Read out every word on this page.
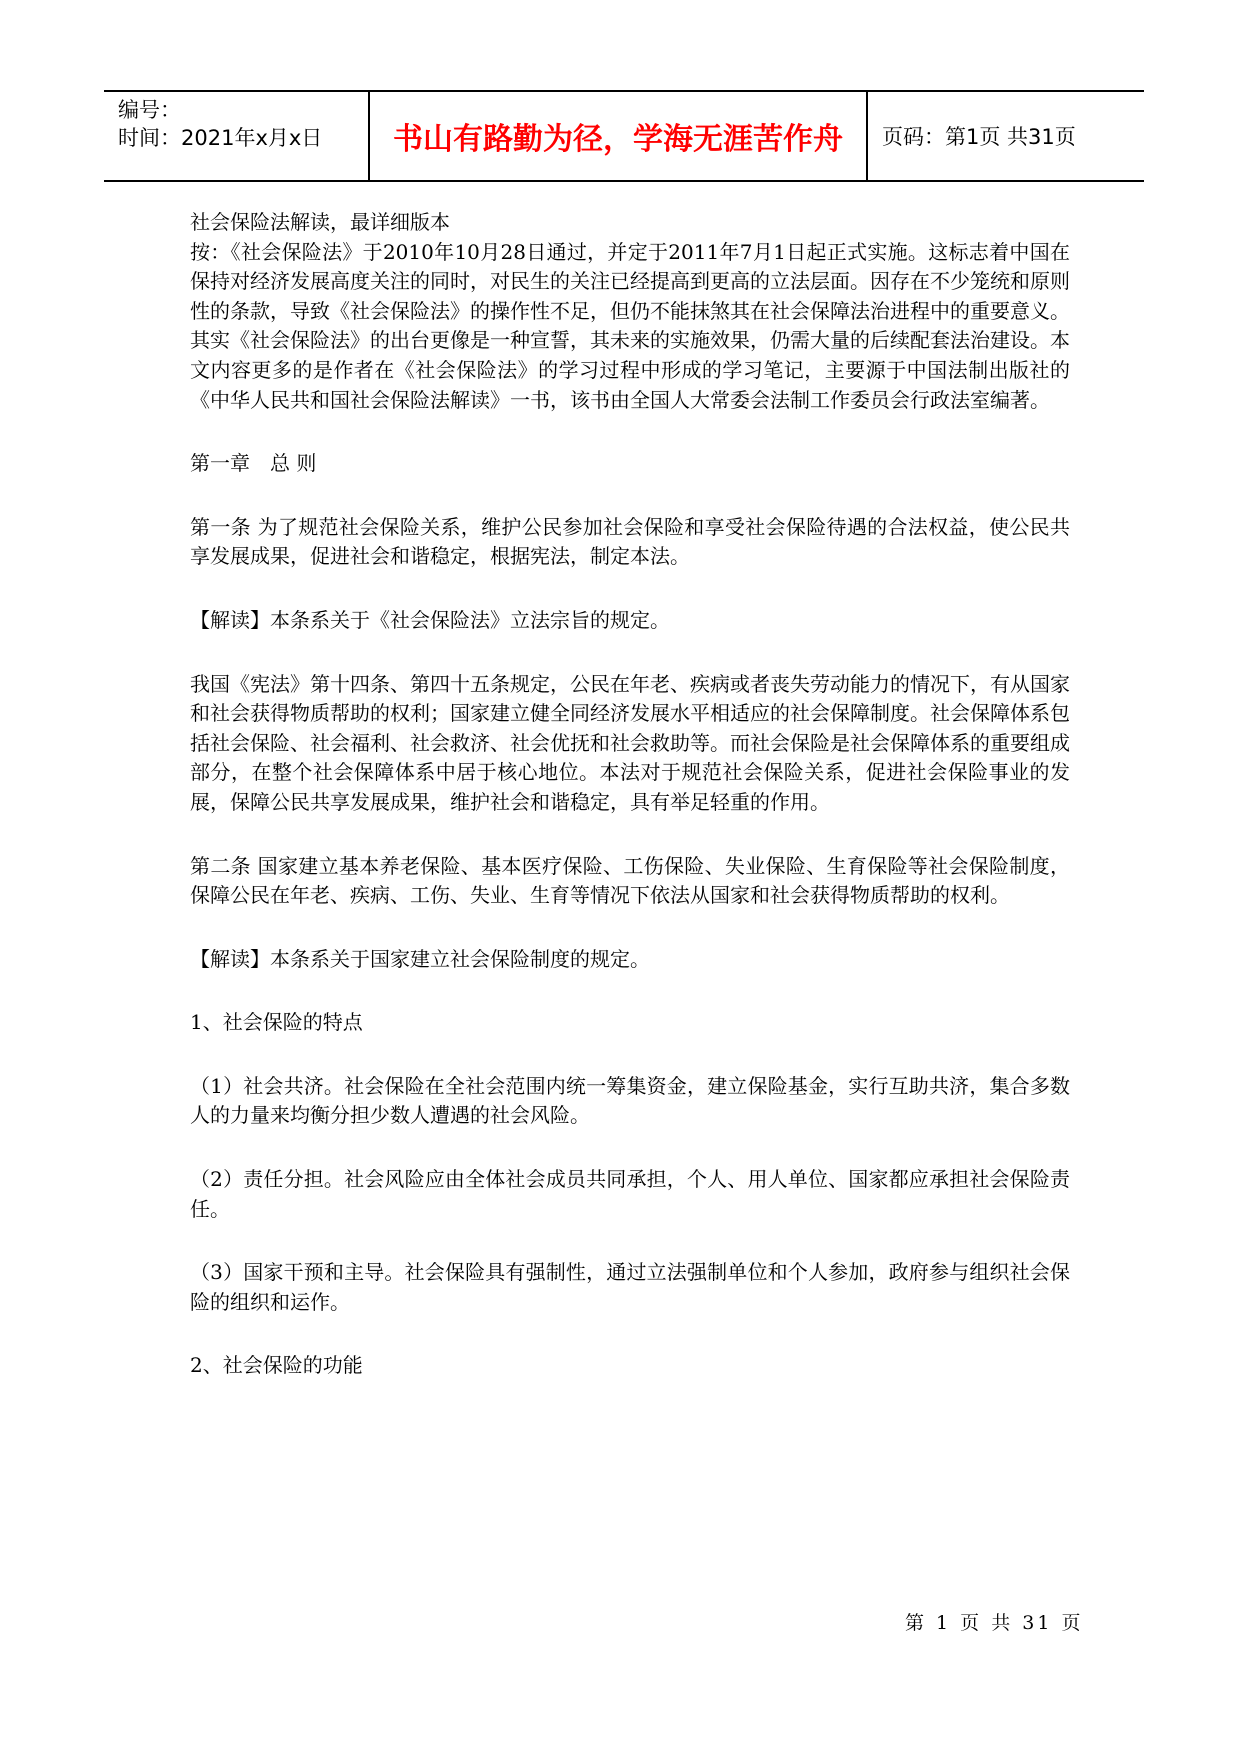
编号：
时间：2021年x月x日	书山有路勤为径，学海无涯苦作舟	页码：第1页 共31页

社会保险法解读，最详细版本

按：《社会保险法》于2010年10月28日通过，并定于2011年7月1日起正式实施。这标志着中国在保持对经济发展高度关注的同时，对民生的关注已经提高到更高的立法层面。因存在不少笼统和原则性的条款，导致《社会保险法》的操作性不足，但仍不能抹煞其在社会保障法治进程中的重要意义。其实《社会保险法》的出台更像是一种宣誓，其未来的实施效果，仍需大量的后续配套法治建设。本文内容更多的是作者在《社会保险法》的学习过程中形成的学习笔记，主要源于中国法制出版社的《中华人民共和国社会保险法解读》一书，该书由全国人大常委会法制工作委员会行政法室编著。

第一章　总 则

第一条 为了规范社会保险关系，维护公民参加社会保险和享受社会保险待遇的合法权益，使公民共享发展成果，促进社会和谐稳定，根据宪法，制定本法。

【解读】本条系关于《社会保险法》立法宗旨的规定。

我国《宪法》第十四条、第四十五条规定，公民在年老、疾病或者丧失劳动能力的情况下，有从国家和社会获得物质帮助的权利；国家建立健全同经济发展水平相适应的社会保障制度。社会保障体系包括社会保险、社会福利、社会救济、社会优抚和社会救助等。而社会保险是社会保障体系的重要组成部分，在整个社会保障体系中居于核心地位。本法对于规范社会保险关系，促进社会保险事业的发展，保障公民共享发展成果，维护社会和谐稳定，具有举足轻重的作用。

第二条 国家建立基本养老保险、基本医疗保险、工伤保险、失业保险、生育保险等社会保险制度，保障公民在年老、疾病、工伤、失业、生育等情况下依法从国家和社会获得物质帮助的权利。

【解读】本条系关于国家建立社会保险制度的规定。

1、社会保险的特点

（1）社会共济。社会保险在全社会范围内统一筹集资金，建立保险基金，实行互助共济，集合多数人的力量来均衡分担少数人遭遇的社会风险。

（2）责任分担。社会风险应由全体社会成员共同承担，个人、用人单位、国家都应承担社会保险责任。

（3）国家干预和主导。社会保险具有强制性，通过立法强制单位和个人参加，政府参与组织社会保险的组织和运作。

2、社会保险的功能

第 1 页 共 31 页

§ WHAT IS ASKED
Pictures in the data above should not be copied; transcribe everything else exactly.

§ ANSWER IN FULL
Read out every word on this page.
编号：
时间：2021年x月x日	书山有路勤为径，学海无涯苦作舟	页码：第1页 共31页

社会保险法解读，最详细版本

按：《社会保险法》于2010年10月28日通过，并定于2011年7月1日起正式实施。这标志着中国在保持对经济发展高度关注的同时，对民生的关注已经提高到更高的立法层面。因存在不少笼统和原则性的条款，导致《社会保险法》的操作性不足，但仍不能抹煞其在社会保障法治进程中的重要意义。其实《社会保险法》的出台更像是一种宣誓，其未来的实施效果，仍需大量的后续配套法治建设。本文内容更多的是作者在《社会保险法》的学习过程中形成的学习笔记，主要源于中国法制出版社的《中华人民共和国社会保险法解读》一书，该书由全国人大常委会法制工作委员会行政法室编著。

第一章　总 则

第一条 为了规范社会保险关系，维护公民参加社会保险和享受社会保险待遇的合法权益，使公民共享发展成果，促进社会和谐稳定，根据宪法，制定本法。

【解读】本条系关于《社会保险法》立法宗旨的规定。

我国《宪法》第十四条、第四十五条规定，公民在年老、疾病或者丧失劳动能力的情况下，有从国家和社会获得物质帮助的权利；国家建立健全同经济发展水平相适应的社会保障制度。社会保障体系包括社会保险、社会福利、社会救济、社会优抚和社会救助等。而社会保险是社会保障体系的重要组成部分，在整个社会保障体系中居于核心地位。本法对于规范社会保险关系，促进社会保险事业的发展，保障公民共享发展成果，维护社会和谐稳定，具有举足轻重的作用。

第二条 国家建立基本养老保险、基本医疗保险、工伤保险、失业保险、生育保险等社会保险制度，保障公民在年老、疾病、工伤、失业、生育等情况下依法从国家和社会获得物质帮助的权利。

【解读】本条系关于国家建立社会保险制度的规定。

1、社会保险的特点

（1）社会共济。社会保险在全社会范围内统一筹集资金，建立保险基金，实行互助共济，集合多数人的力量来均衡分担少数人遭遇的社会风险。

（2）责任分担。社会风险应由全体社会成员共同承担，个人、用人单位、国家都应承担社会保险责任。

（3）国家干预和主导。社会保险具有强制性，通过立法强制单位和个人参加，政府参与组织社会保险的组织和运作。

2、社会保险的功能

第 1 页 共 31 页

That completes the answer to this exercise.